▼

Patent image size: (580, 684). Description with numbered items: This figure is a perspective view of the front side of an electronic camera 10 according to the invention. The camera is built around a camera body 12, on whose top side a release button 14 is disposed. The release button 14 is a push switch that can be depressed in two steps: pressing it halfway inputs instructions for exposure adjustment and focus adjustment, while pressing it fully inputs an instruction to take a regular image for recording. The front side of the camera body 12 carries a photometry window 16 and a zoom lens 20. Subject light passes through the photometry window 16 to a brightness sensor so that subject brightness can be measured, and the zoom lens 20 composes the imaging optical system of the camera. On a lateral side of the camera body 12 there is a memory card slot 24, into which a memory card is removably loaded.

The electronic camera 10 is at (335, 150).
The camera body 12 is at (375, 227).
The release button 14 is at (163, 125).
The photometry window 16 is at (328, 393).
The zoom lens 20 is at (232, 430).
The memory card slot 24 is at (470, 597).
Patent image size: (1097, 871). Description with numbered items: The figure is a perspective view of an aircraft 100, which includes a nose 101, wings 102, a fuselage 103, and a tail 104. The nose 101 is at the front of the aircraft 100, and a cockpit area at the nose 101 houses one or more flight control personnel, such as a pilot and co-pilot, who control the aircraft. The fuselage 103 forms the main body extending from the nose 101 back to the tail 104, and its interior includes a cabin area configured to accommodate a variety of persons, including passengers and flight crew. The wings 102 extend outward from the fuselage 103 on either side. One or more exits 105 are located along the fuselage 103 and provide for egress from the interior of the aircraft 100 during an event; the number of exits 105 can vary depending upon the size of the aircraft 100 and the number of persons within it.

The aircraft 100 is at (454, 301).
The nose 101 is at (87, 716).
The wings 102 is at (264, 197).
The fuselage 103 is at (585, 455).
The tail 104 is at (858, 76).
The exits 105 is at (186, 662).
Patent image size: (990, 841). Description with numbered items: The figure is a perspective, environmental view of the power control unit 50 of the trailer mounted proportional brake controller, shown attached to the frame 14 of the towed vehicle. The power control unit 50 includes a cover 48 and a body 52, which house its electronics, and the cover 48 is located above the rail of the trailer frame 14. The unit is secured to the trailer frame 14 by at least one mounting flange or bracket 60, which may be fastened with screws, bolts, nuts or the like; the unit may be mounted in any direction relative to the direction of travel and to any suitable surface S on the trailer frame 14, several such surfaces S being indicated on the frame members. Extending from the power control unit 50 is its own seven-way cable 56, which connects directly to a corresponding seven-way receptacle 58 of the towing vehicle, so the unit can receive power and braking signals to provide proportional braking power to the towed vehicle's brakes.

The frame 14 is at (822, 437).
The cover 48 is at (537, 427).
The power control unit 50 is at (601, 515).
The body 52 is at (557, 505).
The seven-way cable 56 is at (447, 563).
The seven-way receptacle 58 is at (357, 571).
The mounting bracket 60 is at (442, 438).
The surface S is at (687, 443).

▲
▼

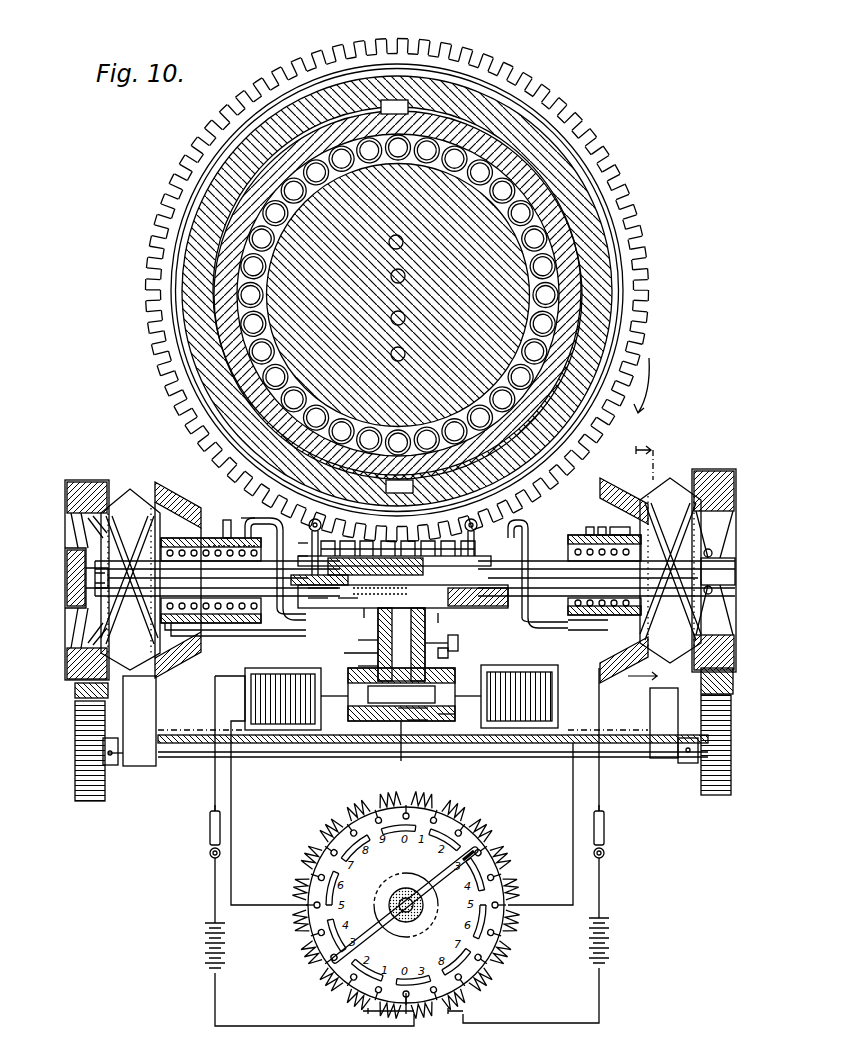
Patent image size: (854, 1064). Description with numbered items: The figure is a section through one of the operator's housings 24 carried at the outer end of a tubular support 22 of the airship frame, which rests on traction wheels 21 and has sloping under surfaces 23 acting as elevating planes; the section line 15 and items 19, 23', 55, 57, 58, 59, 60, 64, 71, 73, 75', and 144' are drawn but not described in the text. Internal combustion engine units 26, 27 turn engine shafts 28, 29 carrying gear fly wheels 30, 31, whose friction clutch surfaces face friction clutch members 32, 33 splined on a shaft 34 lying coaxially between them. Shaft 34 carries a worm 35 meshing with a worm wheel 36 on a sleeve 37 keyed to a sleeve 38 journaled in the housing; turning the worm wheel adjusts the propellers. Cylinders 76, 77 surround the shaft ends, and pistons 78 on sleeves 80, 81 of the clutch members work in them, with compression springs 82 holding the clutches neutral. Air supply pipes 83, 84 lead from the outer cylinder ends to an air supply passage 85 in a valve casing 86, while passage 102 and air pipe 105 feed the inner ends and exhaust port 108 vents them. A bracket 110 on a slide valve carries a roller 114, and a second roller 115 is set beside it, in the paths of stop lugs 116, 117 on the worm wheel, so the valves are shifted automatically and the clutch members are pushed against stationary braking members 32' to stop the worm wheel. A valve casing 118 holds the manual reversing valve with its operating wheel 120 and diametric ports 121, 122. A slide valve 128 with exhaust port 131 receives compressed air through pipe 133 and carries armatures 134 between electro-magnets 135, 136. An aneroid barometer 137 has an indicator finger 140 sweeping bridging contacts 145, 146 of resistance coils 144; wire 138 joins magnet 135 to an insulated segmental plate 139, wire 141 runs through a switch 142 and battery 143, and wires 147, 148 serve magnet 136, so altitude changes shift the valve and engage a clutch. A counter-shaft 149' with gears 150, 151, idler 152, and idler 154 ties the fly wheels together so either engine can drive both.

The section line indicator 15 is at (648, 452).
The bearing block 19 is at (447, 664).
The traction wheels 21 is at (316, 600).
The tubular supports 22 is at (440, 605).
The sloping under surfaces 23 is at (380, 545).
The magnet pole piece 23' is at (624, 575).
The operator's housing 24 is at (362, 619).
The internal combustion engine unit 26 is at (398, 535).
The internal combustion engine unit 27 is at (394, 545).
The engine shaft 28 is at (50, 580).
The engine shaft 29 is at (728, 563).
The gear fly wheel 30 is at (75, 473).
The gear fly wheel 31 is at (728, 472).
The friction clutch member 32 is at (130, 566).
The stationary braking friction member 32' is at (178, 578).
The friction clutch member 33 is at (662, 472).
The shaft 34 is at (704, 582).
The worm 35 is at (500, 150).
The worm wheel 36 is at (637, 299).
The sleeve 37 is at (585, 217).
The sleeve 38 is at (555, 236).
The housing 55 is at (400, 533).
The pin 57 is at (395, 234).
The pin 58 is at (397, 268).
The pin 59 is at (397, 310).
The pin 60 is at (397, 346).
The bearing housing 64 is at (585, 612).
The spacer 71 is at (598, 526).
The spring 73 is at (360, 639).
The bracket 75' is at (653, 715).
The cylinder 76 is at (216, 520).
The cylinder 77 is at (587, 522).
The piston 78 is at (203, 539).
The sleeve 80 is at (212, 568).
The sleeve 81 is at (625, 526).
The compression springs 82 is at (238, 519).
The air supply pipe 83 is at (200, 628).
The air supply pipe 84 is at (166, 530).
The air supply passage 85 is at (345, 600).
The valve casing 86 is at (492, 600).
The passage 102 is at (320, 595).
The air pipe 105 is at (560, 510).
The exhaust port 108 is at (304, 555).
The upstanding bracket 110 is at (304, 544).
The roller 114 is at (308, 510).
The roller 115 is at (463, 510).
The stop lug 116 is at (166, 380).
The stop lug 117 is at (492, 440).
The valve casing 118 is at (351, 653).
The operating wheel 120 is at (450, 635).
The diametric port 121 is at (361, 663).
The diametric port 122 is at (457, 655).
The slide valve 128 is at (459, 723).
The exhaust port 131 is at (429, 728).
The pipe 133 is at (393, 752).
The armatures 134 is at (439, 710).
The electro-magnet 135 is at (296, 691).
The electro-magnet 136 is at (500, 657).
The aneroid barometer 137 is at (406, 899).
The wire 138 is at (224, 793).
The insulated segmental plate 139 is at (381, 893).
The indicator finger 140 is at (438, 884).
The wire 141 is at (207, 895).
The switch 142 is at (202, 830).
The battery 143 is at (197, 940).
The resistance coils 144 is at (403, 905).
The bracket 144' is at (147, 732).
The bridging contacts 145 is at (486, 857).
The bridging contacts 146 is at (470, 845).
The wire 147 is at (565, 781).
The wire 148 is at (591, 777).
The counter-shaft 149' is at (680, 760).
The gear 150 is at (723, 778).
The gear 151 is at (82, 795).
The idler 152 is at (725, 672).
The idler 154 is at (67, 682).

▲

Instruções e requisitos:
Pode reproduzir as linhas, da que contém "Patent image size: (580, 684)." até a que contém "The memory card slot 24 is at (470, 597).", substituindo "removably" por "detachably" e deixando todo o resto inalterado?

A resposta:
Patent image size: (580, 684). Description with numbered items: This figure is a perspective view of the front side of an electronic camera 10 according to the invention. The camera is built around a camera body 12, on whose top side a release button 14 is disposed. The release button 14 is a push switch that can be depressed in two steps: pressing it halfway inputs instructions for exposure adjustment and focus adjustment, while pressing it fully inputs an instruction to take a regular image for recording. The front side of the camera body 12 carries a photometry window 16 and a zoom lens 20. Subject light passes through the photometry window 16 to a brightness sensor so that subject brightness can be measured, and the zoom lens 20 composes the imaging optical system of the camera. On a lateral side of the camera body 12 there is a memory card slot 24, into which a memory card is detachably loaded.

The electronic camera 10 is at (335, 150).
The camera body 12 is at (375, 227).
The release button 14 is at (163, 125).
The photometry window 16 is at (328, 393).
The zoom lens 20 is at (232, 430).
The memory card slot 24 is at (470, 597).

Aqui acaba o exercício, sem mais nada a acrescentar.